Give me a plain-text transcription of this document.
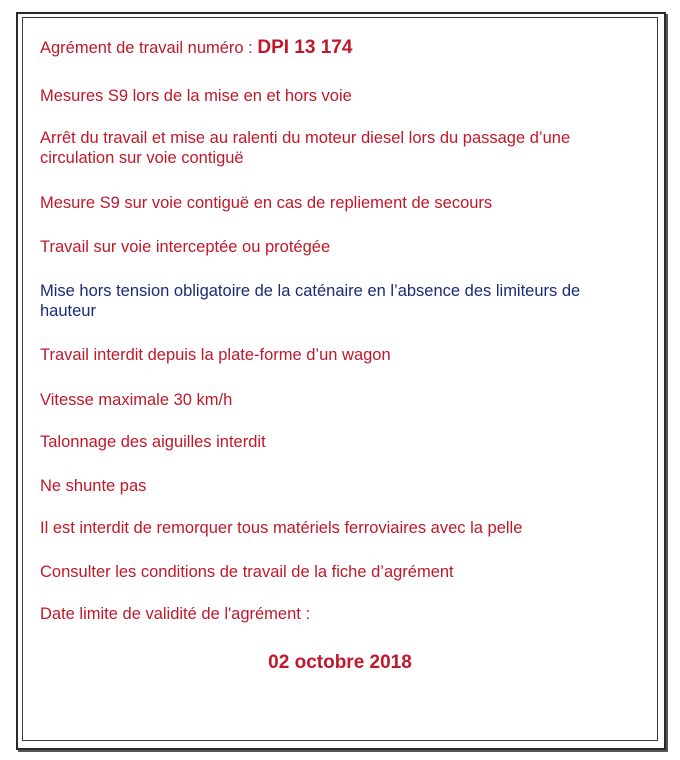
Agrément de travail numéro : DPI 13 174
Mesures S9 lors de la mise en et hors voie
Arrêt du travail et mise au ralenti du moteur diesel lors du passage d’une circulation sur voie contiguë
Mesure S9 sur voie contiguë en cas de repliement de secours
Travail sur voie interceptée ou protégée
Mise hors tension obligatoire de la caténaire en l’absence des limiteurs de hauteur
Travail interdit depuis la plate-forme d’un wagon
Vitesse maximale 30 km/h
Talonnage des aiguilles interdit
Ne shunte pas
Il est interdit de remorquer tous matériels ferroviaires avec la pelle
Consulter les conditions de travail de la fiche d’agrément
Date limite de validité de l'agrément :
02 octobre 2018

What is required: Output the records above exactly as they are, leaving out the pictures.

Output below:
Give me a plain-text transcription of this document.
Agrément de travail numéro : DPI 13 174
Mesures S9 lors de la mise en et hors voie
Arrêt du travail et mise au ralenti du moteur diesel lors du passage d’une circulation sur voie contiguë
Mesure S9 sur voie contiguë en cas de repliement de secours
Travail sur voie interceptée ou protégée
Mise hors tension obligatoire de la caténaire en l’absence des limiteurs de hauteur
Travail interdit depuis la plate-forme d’un wagon
Vitesse maximale 30 km/h
Talonnage des aiguilles interdit
Ne shunte pas
Il est interdit de remorquer tous matériels ferroviaires avec la pelle
Consulter les conditions de travail de la fiche d’agrément
Date limite de validité de l'agrément :
02 octobre 2018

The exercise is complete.